* **Your task**
Find the lines holding the word "Clients" and collect them.

Extracted records:
********************
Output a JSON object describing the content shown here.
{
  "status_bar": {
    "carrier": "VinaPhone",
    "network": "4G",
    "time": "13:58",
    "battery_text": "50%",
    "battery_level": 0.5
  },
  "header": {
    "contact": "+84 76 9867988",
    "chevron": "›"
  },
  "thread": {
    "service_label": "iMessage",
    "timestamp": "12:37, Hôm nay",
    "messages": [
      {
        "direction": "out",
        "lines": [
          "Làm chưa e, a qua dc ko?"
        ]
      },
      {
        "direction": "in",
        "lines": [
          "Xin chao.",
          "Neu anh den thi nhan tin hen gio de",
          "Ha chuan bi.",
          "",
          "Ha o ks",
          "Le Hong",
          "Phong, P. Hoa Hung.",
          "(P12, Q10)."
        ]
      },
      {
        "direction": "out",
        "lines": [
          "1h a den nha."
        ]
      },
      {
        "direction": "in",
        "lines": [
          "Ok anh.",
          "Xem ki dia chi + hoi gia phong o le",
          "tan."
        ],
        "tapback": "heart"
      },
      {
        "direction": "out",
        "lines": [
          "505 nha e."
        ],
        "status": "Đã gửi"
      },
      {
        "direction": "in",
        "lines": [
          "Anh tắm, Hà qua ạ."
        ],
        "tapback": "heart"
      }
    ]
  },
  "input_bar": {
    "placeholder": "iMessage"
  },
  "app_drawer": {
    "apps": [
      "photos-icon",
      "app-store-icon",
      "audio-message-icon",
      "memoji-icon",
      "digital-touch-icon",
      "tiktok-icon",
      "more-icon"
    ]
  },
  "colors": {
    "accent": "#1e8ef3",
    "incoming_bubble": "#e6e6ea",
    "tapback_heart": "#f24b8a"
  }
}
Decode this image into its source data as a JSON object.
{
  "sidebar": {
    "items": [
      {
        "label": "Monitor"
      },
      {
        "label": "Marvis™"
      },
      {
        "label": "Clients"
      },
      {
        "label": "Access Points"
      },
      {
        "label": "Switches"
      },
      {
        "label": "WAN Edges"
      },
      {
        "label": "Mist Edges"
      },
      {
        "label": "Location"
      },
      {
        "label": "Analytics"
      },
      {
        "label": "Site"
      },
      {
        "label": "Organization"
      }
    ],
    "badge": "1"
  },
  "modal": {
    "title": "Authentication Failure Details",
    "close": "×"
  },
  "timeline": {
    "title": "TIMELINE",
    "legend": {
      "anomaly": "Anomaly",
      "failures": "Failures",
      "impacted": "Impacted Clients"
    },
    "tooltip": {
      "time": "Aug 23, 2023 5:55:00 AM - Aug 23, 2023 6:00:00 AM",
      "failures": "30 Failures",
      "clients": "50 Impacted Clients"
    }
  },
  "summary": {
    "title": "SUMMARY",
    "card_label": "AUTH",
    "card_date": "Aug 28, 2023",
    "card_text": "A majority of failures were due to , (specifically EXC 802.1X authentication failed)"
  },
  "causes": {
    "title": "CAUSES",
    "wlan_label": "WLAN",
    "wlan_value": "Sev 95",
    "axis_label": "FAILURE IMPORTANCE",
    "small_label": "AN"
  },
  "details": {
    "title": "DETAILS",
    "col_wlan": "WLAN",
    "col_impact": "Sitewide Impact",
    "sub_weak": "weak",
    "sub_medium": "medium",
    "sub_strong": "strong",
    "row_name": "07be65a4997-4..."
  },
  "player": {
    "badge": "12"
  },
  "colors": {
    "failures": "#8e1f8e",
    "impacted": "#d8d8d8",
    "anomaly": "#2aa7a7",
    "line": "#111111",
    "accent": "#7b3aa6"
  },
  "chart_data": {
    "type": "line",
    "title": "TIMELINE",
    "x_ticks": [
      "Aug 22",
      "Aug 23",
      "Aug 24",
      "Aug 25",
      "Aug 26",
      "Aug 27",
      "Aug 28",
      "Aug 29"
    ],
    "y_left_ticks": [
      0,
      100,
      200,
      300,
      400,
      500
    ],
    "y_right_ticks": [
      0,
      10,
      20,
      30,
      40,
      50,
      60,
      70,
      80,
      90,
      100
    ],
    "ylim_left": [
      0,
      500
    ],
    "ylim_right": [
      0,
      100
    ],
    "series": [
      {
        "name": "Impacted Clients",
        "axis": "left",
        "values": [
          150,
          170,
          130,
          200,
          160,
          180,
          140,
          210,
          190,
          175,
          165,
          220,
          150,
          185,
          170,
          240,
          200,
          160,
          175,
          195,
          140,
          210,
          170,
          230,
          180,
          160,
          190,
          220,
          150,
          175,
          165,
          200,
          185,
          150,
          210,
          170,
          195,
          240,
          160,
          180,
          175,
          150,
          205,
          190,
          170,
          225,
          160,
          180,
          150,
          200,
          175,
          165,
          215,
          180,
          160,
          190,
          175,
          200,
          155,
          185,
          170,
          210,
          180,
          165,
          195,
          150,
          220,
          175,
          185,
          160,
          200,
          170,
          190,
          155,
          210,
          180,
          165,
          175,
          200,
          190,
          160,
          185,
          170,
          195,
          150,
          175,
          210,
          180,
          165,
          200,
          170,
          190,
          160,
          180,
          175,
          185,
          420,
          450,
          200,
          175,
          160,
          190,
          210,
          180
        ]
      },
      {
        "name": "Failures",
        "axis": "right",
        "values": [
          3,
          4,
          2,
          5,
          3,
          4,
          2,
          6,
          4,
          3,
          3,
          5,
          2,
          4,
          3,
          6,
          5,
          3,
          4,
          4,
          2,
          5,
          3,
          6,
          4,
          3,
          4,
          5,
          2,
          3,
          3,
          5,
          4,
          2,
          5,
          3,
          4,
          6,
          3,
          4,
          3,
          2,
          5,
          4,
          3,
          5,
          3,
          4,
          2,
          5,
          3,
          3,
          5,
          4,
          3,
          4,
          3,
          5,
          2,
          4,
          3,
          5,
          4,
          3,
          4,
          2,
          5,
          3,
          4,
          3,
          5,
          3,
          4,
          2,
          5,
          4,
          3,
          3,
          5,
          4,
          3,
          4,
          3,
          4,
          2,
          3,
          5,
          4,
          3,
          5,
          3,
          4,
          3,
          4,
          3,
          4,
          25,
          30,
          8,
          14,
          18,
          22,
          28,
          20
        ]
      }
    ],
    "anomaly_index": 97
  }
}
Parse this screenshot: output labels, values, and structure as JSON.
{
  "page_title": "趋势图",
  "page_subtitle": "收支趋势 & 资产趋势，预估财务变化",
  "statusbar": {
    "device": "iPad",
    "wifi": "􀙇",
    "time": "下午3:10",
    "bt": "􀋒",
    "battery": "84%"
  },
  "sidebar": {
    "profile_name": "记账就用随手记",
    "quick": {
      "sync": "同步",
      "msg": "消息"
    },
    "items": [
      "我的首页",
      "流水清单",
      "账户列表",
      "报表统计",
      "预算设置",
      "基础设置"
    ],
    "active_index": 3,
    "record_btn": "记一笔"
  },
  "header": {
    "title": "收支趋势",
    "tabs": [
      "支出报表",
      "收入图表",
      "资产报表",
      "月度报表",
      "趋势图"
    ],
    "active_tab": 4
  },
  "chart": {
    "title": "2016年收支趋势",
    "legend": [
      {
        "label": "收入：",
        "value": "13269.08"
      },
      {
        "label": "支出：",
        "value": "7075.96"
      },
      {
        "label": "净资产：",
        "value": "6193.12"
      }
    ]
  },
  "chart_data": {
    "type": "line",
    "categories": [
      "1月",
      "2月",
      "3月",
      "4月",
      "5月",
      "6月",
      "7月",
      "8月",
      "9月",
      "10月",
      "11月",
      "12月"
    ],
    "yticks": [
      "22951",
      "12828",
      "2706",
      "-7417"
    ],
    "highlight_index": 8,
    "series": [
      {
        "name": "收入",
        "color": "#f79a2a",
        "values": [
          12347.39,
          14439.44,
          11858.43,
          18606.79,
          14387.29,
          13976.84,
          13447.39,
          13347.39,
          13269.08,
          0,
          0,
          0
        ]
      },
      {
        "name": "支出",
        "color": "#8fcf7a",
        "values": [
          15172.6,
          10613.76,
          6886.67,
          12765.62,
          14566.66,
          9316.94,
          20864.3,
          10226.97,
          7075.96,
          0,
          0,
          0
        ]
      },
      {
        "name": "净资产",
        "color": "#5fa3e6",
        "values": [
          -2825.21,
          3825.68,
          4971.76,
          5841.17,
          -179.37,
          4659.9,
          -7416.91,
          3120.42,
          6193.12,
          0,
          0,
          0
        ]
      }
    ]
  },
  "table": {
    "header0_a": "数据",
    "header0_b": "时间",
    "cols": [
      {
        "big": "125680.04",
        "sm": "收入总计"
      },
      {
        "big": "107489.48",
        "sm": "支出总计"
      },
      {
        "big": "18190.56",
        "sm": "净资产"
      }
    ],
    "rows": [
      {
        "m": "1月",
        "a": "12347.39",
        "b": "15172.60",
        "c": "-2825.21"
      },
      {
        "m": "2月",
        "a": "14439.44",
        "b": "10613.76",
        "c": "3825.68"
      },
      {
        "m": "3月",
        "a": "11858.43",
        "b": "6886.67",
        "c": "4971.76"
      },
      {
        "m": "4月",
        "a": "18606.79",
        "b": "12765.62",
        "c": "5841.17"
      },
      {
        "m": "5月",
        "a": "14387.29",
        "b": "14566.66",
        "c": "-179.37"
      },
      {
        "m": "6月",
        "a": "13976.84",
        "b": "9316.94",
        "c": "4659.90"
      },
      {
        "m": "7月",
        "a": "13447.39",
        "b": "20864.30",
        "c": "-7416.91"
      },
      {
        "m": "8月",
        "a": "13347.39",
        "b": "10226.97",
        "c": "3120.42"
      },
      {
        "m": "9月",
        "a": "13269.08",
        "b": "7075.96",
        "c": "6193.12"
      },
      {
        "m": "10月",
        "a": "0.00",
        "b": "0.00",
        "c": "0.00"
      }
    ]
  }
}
********************
* **Task answer**
        "label": "Clients"
      "impacted": "Impacted Clients"
      "clients": "50 Impacted Clients"
        "name": "Impacted Clients",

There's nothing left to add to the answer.